▸ What is needed
Render every entry exactly as it appears.

▸ Task input
● ● ● ●
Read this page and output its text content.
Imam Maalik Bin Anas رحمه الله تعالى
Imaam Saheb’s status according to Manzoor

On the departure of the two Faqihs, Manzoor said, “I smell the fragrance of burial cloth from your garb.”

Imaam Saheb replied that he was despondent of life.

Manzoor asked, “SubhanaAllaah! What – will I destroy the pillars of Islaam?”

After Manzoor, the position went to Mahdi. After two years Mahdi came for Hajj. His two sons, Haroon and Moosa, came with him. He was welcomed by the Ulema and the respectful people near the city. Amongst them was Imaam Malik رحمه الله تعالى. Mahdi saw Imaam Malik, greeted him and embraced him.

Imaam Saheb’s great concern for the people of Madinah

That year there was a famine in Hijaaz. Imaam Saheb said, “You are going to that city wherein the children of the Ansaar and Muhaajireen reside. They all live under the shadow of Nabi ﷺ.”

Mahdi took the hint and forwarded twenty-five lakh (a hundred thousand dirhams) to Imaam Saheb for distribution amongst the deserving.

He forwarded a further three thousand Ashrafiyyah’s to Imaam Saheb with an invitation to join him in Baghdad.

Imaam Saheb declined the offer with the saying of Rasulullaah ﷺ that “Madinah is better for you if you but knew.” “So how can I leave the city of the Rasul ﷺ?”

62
● ● ● ●
▸ Task answer
Read this page and output its text content.
Imam Maalik Bin Anas رحمه الله تعالى
Imaam Saheb’s status according to Manzoor

On the departure of the two Faqihs, Manzoor said, “I smell the fragrance of burial cloth from your garb.”

Imaam Saheb replied that he was despondent of life.

Manzoor asked, “SubhanaAllaah! What – will I destroy the pillars of Islaam?”

After Manzoor, the position went to Mahdi. After two years Mahdi came for Hajj. His two sons, Haroon and Moosa, came with him. He was welcomed by the Ulema and the respectful people near the city. Amongst them was Imaam Malik رحمه الله تعالى. Mahdi saw Imaam Malik, greeted him and embraced him.

Imaam Saheb’s great concern for the people of Madinah

That year there was a famine in Hijaaz. Imaam Saheb said, “You are going to that city wherein the children of the Ansaar and Muhaajireen reside. They all live under the shadow of Nabi ﷺ.”

Mahdi took the hint and forwarded twenty-five lakh (a hundred thousand dirhams) to Imaam Saheb for distribution amongst the deserving.

He forwarded a further three thousand Ashrafiyyah’s to Imaam Saheb with an invitation to join him in Baghdad.

Imaam Saheb declined the offer with the saying of Rasulullaah ﷺ that “Madinah is better for you if you but knew.” “So how can I leave the city of the Rasul ﷺ?”

62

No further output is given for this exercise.